» YOUR OBJECTIVE: Extract every line from the records below that contains the word "rynkowych".

» SOURCE MATERIAL:

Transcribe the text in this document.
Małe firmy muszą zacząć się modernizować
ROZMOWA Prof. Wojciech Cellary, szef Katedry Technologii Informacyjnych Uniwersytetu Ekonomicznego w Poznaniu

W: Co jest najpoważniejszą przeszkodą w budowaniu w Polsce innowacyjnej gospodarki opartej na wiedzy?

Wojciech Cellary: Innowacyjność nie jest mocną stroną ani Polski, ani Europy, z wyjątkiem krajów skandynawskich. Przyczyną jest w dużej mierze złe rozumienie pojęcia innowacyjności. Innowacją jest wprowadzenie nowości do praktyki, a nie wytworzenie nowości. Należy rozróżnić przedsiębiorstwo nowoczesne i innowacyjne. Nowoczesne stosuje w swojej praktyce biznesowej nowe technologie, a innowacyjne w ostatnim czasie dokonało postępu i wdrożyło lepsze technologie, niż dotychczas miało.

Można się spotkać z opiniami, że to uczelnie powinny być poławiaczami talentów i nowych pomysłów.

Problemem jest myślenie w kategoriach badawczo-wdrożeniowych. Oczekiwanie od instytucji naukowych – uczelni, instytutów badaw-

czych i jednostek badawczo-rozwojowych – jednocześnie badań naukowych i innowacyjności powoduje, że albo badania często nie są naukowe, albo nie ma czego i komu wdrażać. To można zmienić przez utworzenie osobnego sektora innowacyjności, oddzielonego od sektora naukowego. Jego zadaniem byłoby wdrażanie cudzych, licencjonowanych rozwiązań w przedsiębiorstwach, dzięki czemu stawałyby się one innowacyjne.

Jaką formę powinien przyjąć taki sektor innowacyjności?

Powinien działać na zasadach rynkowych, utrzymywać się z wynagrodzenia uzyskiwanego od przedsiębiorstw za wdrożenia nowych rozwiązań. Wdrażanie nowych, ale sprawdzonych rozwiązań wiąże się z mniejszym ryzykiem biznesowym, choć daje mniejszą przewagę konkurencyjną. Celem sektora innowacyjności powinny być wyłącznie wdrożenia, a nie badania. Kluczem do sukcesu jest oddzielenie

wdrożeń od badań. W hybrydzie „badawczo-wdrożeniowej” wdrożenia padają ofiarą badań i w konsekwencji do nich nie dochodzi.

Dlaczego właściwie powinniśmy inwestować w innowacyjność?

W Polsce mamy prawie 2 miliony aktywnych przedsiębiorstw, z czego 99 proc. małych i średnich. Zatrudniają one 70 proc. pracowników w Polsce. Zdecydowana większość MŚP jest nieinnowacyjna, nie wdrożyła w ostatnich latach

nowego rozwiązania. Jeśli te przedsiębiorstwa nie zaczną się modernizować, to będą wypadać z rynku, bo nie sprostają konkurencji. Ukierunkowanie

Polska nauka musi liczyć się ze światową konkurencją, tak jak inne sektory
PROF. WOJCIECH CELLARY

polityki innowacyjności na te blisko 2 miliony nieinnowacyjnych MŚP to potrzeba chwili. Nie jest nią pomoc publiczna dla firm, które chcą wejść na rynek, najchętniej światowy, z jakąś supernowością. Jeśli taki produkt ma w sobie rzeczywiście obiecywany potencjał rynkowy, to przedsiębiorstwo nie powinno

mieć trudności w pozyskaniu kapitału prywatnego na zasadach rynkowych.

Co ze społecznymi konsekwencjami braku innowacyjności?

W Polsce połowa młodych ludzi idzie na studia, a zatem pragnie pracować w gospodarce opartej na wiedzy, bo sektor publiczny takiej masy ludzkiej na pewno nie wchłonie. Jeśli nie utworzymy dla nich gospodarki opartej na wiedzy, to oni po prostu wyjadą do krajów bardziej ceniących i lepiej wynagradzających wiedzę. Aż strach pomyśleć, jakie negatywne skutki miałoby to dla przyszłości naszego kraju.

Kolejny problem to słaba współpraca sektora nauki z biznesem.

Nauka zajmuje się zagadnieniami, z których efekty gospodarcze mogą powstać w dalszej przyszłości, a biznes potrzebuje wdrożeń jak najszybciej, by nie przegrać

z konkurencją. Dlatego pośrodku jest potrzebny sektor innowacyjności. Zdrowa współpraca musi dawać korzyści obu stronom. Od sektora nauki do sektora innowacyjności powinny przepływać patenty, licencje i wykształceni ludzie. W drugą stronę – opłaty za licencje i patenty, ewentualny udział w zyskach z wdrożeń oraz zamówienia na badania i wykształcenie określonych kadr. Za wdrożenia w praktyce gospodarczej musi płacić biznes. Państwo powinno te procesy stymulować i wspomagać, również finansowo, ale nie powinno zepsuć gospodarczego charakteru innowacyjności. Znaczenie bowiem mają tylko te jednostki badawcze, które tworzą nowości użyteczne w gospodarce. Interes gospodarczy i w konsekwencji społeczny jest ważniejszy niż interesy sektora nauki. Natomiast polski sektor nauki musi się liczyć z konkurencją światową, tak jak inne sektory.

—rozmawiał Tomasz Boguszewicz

» ANSWER TO THIS PROBLEM:
Powinien działać na zasadach rynkowych, utrzymywać się z wynagrodzenia uzyskiwanego od przedsiębiorstw za wdrożenia nowych rozwiązań. Wdrażanie nowych, ale sprawdzonych rozwiązań wiąże się z mniejszym ryzykiem biznesowym, choć daje mniejszą przewagę konkurencyjną. Celem sektora innowacyjności powinny być wyłącznie wdrożenia, a nie badania. Kluczem do sukcesu jest oddzielenie
mieć trudności w pozyskaniu kapitału prywatnego na zasadach rynkowych.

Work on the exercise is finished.